What you have to do →
Reproduce the material with each "resize-grip-icon" renamed to "resize-handle-icon" and everything else left as it is. Leave out the pictures.

-- BEGIN --

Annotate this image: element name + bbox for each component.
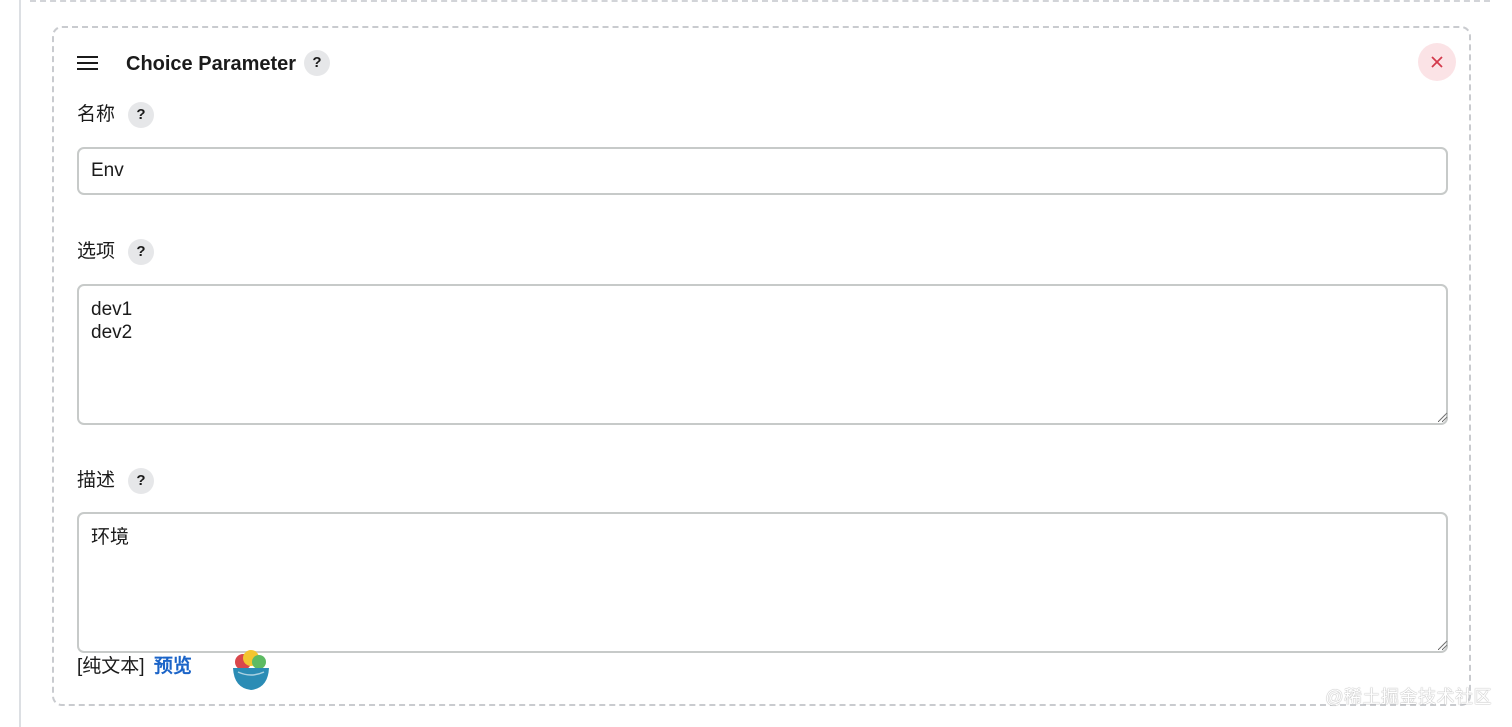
choice-parameter-card: Choice Parameter ? 名称 ? 选项 ? dev1 dev2 描… [52,26,1471,706]
bowl-mascot-icon [233,650,269,690]
help-button-parameter[interactable]: ? [304,50,330,76]
preview-link[interactable]: 预览 [154,656,192,677]
card-header: Choice Parameter ? [54,28,1469,98]
delete-parameter-button[interactable] [1418,43,1456,81]
resize-grip-icon[interactable] [1438,412,1448,422]
plain-text-label: [纯文本] [77,656,145,677]
resize-grip-icon[interactable] [1438,640,1448,650]
close-icon [1431,56,1443,68]
left-divider [19,0,21,727]
name-label: 名称 [77,104,116,125]
previous-card-edge [30,0,1490,2]
help-button-choices[interactable]: ? [128,239,154,265]
description-format-links: [纯文本] 预览 [77,655,192,679]
name-input[interactable] [77,147,1448,195]
choices-label: 选项 [77,241,116,262]
page: Choice Parameter ? 名称 ? 选项 ? dev1 dev2 描… [0,0,1512,727]
drag-handle-icon[interactable] [76,55,100,71]
description-textarea[interactable]: 环境 [77,512,1448,653]
description-label: 描述 [77,470,116,491]
choices-textarea[interactable]: dev1 dev2 [77,284,1448,425]
card-title: Choice Parameter [126,53,297,75]
help-button-name[interactable]: ? [128,102,154,128]
watermark: @稀土掘金技术社区 [1325,687,1492,707]
help-button-description[interactable]: ? [128,468,154,494]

-- END --

The completed task →
Annotate this image: element name + bbox for each component.
choice-parameter-card: Choice Parameter ? 名称 ? 选项 ? dev1 dev2 描… [52,26,1471,706]
bowl-mascot-icon [233,650,269,690]
help-button-parameter[interactable]: ? [304,50,330,76]
preview-link[interactable]: 预览 [154,656,192,677]
card-header: Choice Parameter ? [54,28,1469,98]
delete-parameter-button[interactable] [1418,43,1456,81]
resize-handle-icon[interactable] [1438,412,1448,422]
plain-text-label: [纯文本] [77,656,145,677]
resize-handle-icon[interactable] [1438,640,1448,650]
close-icon [1431,56,1443,68]
left-divider [19,0,21,727]
name-label: 名称 [77,104,116,125]
previous-card-edge [30,0,1490,2]
help-button-choices[interactable]: ? [128,239,154,265]
description-format-links: [纯文本] 预览 [77,655,192,679]
name-input[interactable] [77,147,1448,195]
choices-label: 选项 [77,241,116,262]
page: Choice Parameter ? 名称 ? 选项 ? dev1 dev2 描… [0,0,1512,727]
drag-handle-icon[interactable] [76,55,100,71]
description-textarea[interactable]: 环境 [77,512,1448,653]
description-label: 描述 [77,470,116,491]
choices-textarea[interactable]: dev1 dev2 [77,284,1448,425]
card-title: Choice Parameter [126,53,297,75]
help-button-name[interactable]: ? [128,102,154,128]
watermark: @稀土掘金技术社区 [1325,687,1492,707]
help-button-description[interactable]: ? [128,468,154,494]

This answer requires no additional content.